■ WHAT THE EXERCISE ASKS:
Scan the entries below. List each line with "color".

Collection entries
"""

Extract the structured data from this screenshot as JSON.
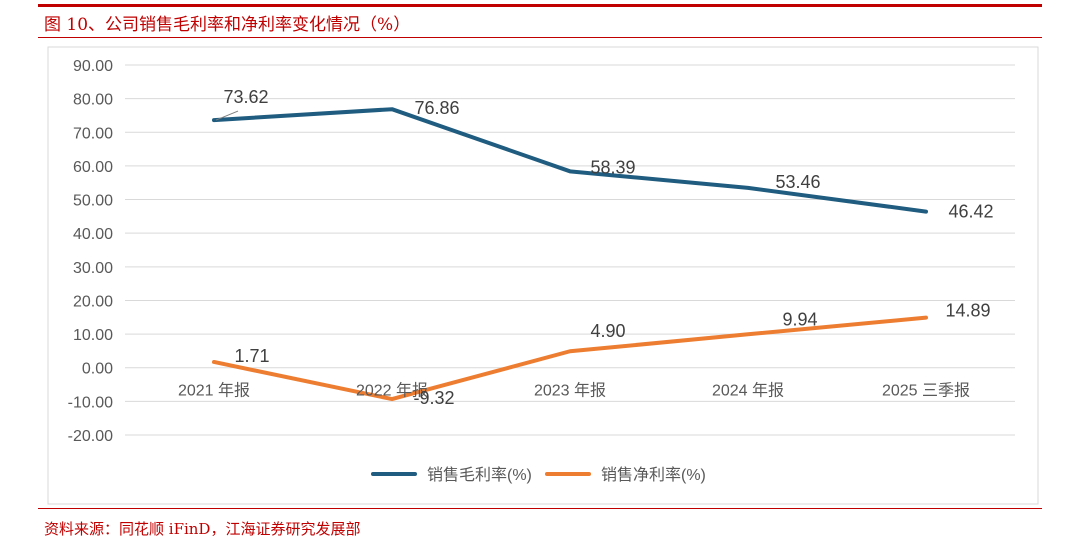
{
  "figure": {
    "title": "图 10、公司销售毛利率和净利率变化情况（%）",
    "source": "资料来源：同花顺 iFinD，江海证券研究发展部"
  },
  "chart_data": {
    "type": "line",
    "categories": [
      "2021 年报",
      "2022 年报",
      "2023 年报",
      "2024 年报",
      "2025 三季报"
    ],
    "series": [
      {
        "name": "销售毛利率(%)",
        "color": "#1f5c7f",
        "values": [
          73.62,
          76.86,
          58.39,
          53.46,
          46.42
        ],
        "labels": [
          "73.62",
          "76.86",
          "58.39",
          "53.46",
          "46.42"
        ]
      },
      {
        "name": "销售净利率(%)",
        "color": "#ed7d31",
        "values": [
          1.71,
          -9.32,
          4.9,
          9.94,
          14.89
        ],
        "labels": [
          "1.71",
          "-9.32",
          "4.90",
          "9.94",
          "14.89"
        ]
      }
    ],
    "yticks": [
      "90.00",
      "80.00",
      "70.00",
      "60.00",
      "50.00",
      "40.00",
      "30.00",
      "20.00",
      "10.00",
      "0.00",
      "-10.00",
      "-20.00"
    ],
    "ylim": [
      -20,
      90
    ],
    "grid": true,
    "legend": "bottom",
    "title": "",
    "xlabel": "",
    "ylabel": ""
  }
}
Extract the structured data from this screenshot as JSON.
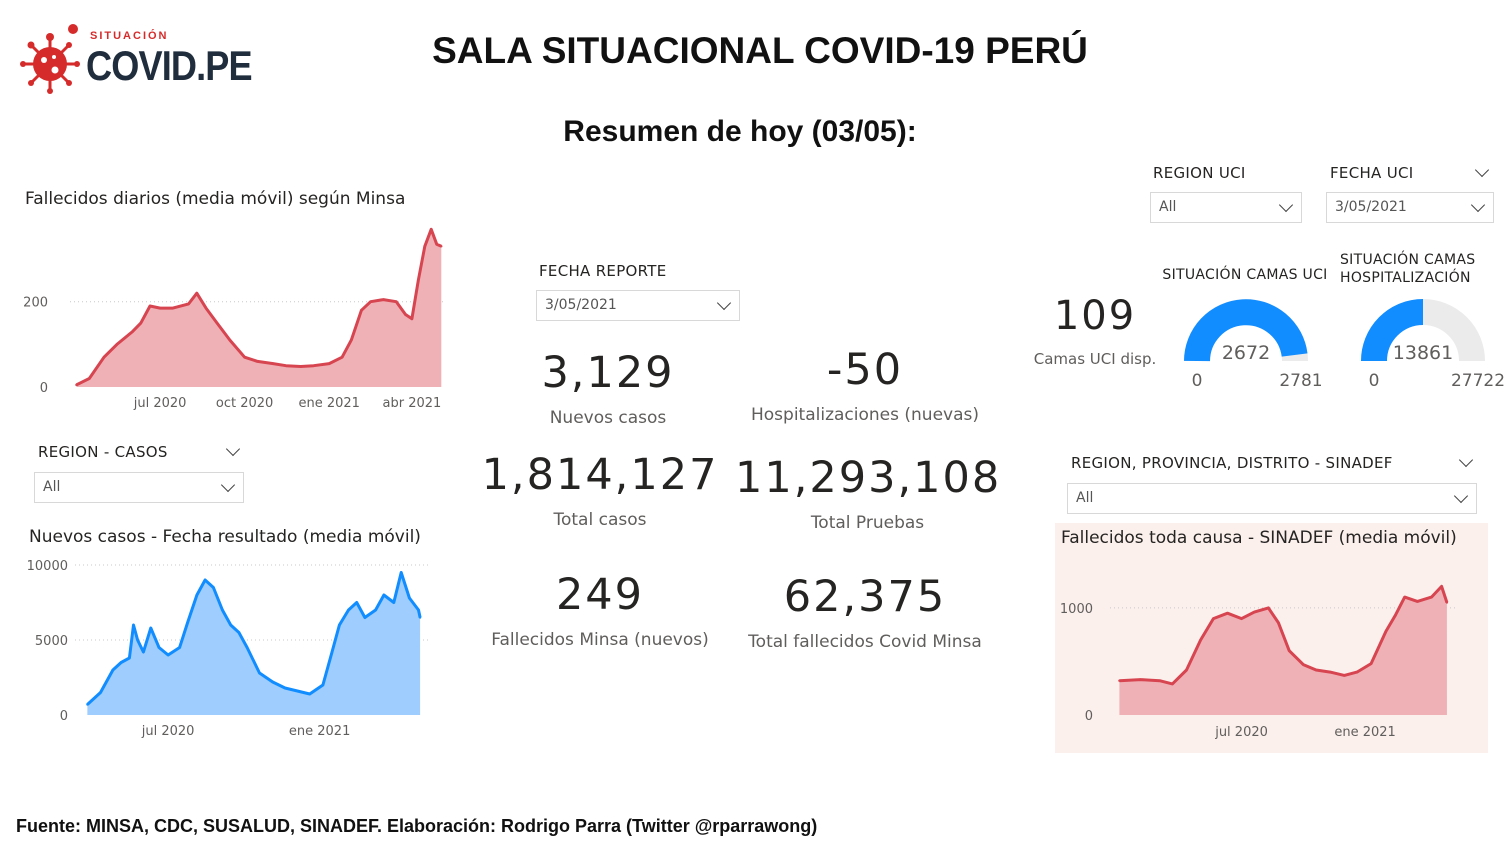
{
  "header": {
    "logo_small": "SITUACIÓN",
    "logo_big": "COVID.PE",
    "title": "SALA SITUACIONAL COVID-19 PERÚ",
    "subtitle": "Resumen de hoy (03/05):"
  },
  "slicers": {
    "region_casos": {
      "label": "REGION - CASOS",
      "value": "All"
    },
    "fecha_reporte": {
      "label": "FECHA REPORTE",
      "value": "3/05/2021"
    },
    "region_uci": {
      "label": "REGION UCI",
      "value": "All"
    },
    "fecha_uci": {
      "label": "FECHA UCI",
      "value": "3/05/2021"
    },
    "region_sinadef": {
      "label": "REGION, PROVINCIA, DISTRITO - SINADEF",
      "value": "All"
    }
  },
  "kpis": {
    "nuevos_casos": {
      "value": "3,129",
      "label": "Nuevos casos"
    },
    "hospitalizaciones": {
      "value": "-50",
      "label": "Hospitalizaciones (nuevas)"
    },
    "total_casos": {
      "value": "1,814,127",
      "label": "Total casos"
    },
    "total_pruebas": {
      "value": "11,293,108",
      "label": "Total Pruebas"
    },
    "fallecidos_minsa": {
      "value": "249",
      "label": "Fallecidos Minsa (nuevos)"
    },
    "total_fallecidos": {
      "value": "62,375",
      "label": "Total fallecidos Covid Minsa"
    },
    "camas_uci": {
      "value": "109",
      "label": "Camas UCI disp."
    }
  },
  "gauges": [
    {
      "title": "SITUACIÓN CAMAS UCI",
      "value": 2672,
      "min": 0,
      "max": 2781,
      "value_label": "2672",
      "min_label": "0",
      "max_label": "2781",
      "color": "#118dff"
    },
    {
      "title": "SITUACIÓN CAMAS HOSPITALIZACIÓN",
      "value": 13861,
      "min": 0,
      "max": 27722,
      "value_label": "13861",
      "min_label": "0",
      "max_label": "27722",
      "color": "#118dff"
    }
  ],
  "footer": "Fuente: MINSA, CDC, SUSALUD, SINADEF. Elaboración: Rodrigo Parra (Twitter @rparrawong)",
  "chart_data": [
    {
      "id": "fallecidos",
      "type": "area",
      "title": "Fallecidos diarios (media móvil) según Minsa",
      "color": "#d64550",
      "fill": "#f0b1b6",
      "x": [
        "2020-04-01",
        "2020-04-15",
        "2020-05-01",
        "2020-05-15",
        "2020-06-01",
        "2020-06-10",
        "2020-06-20",
        "2020-07-01",
        "2020-07-15",
        "2020-08-01",
        "2020-08-10",
        "2020-08-20",
        "2020-09-01",
        "2020-09-15",
        "2020-10-01",
        "2020-10-15",
        "2020-11-01",
        "2020-11-15",
        "2020-12-01",
        "2020-12-15",
        "2021-01-01",
        "2021-01-15",
        "2021-01-25",
        "2021-02-05",
        "2021-02-15",
        "2021-03-01",
        "2021-03-15",
        "2021-03-25",
        "2021-04-01",
        "2021-04-08",
        "2021-04-15",
        "2021-04-22",
        "2021-04-28",
        "2021-05-03"
      ],
      "y": [
        5,
        20,
        70,
        100,
        130,
        150,
        190,
        185,
        185,
        195,
        220,
        185,
        150,
        110,
        70,
        60,
        55,
        50,
        48,
        50,
        55,
        70,
        110,
        180,
        200,
        205,
        200,
        170,
        160,
        250,
        330,
        370,
        335,
        330
      ],
      "xticks": [
        {
          "x": "2020-07-01",
          "label": "jul 2020"
        },
        {
          "x": "2020-10-01",
          "label": "oct 2020"
        },
        {
          "x": "2021-01-01",
          "label": "ene 2021"
        },
        {
          "x": "2021-04-01",
          "label": "abr 2021"
        }
      ],
      "yticks": [
        0,
        200
      ],
      "xlim": [
        "2020-03-25",
        "2021-05-07"
      ],
      "ylim": [
        0,
        380
      ],
      "grid": true
    },
    {
      "id": "casos",
      "type": "area",
      "title": "Nuevos casos - Fecha resultado (media móvil)",
      "color": "#118dff",
      "fill": "#9fcdfd",
      "x": [
        "2020-03-25",
        "2020-04-10",
        "2020-04-25",
        "2020-05-05",
        "2020-05-15",
        "2020-05-20",
        "2020-05-25",
        "2020-06-01",
        "2020-06-10",
        "2020-06-20",
        "2020-07-01",
        "2020-07-15",
        "2020-07-25",
        "2020-08-05",
        "2020-08-15",
        "2020-08-25",
        "2020-09-05",
        "2020-09-15",
        "2020-09-25",
        "2020-10-05",
        "2020-10-20",
        "2020-11-05",
        "2020-11-20",
        "2020-12-05",
        "2020-12-20",
        "2021-01-05",
        "2021-01-15",
        "2021-01-25",
        "2021-02-05",
        "2021-02-15",
        "2021-02-25",
        "2021-03-10",
        "2021-03-20",
        "2021-04-01",
        "2021-04-10",
        "2021-04-20",
        "2021-05-01",
        "2021-05-03"
      ],
      "y": [
        700,
        1500,
        3000,
        3500,
        3800,
        6000,
        5000,
        4200,
        5800,
        4500,
        4000,
        4500,
        6200,
        8000,
        9000,
        8500,
        7000,
        6000,
        5500,
        4500,
        2800,
        2200,
        1800,
        1600,
        1400,
        2000,
        4000,
        6000,
        7000,
        7500,
        6500,
        7000,
        8000,
        7500,
        9500,
        7800,
        7000,
        6500
      ],
      "xticks": [
        {
          "x": "2020-07-01",
          "label": "jul 2020"
        },
        {
          "x": "2021-01-01",
          "label": "ene 2021"
        }
      ],
      "yticks": [
        0,
        5000,
        10000
      ],
      "xlim": [
        "2020-03-10",
        "2021-05-15"
      ],
      "ylim": [
        0,
        10000
      ],
      "grid": true
    },
    {
      "id": "sinadef",
      "type": "area",
      "title": "Fallecidos toda causa - SINADEF (media móvil)",
      "color": "#d64550",
      "fill": "#f0b1b6",
      "x": [
        "2020-01-01",
        "2020-02-01",
        "2020-03-01",
        "2020-03-20",
        "2020-04-10",
        "2020-05-01",
        "2020-05-20",
        "2020-06-10",
        "2020-07-01",
        "2020-07-20",
        "2020-08-10",
        "2020-08-25",
        "2020-09-10",
        "2020-10-01",
        "2020-10-20",
        "2020-11-10",
        "2020-12-01",
        "2020-12-20",
        "2021-01-10",
        "2021-02-01",
        "2021-02-15",
        "2021-03-01",
        "2021-03-20",
        "2021-04-10",
        "2021-04-25",
        "2021-05-03"
      ],
      "y": [
        320,
        330,
        320,
        290,
        420,
        700,
        900,
        950,
        900,
        960,
        1000,
        860,
        600,
        470,
        420,
        400,
        370,
        400,
        480,
        780,
        930,
        1100,
        1060,
        1100,
        1200,
        1050
      ],
      "xticks": [
        {
          "x": "2020-07-01",
          "label": "jul 2020"
        },
        {
          "x": "2021-01-01",
          "label": "ene 2021"
        }
      ],
      "yticks": [
        0,
        1000
      ],
      "xlim": [
        "2019-12-18",
        "2021-05-15"
      ],
      "ylim": [
        0,
        1400
      ],
      "grid": true
    }
  ]
}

"""

■ TASK RESPONSE:
        "color": "#1f5c7f",
        "color": "#ed7d31",
      "color": "#118dff"
      "color": "#118dff"
      "color": "#d64550",
      "color": "#118dff",
      "color": "#d64550",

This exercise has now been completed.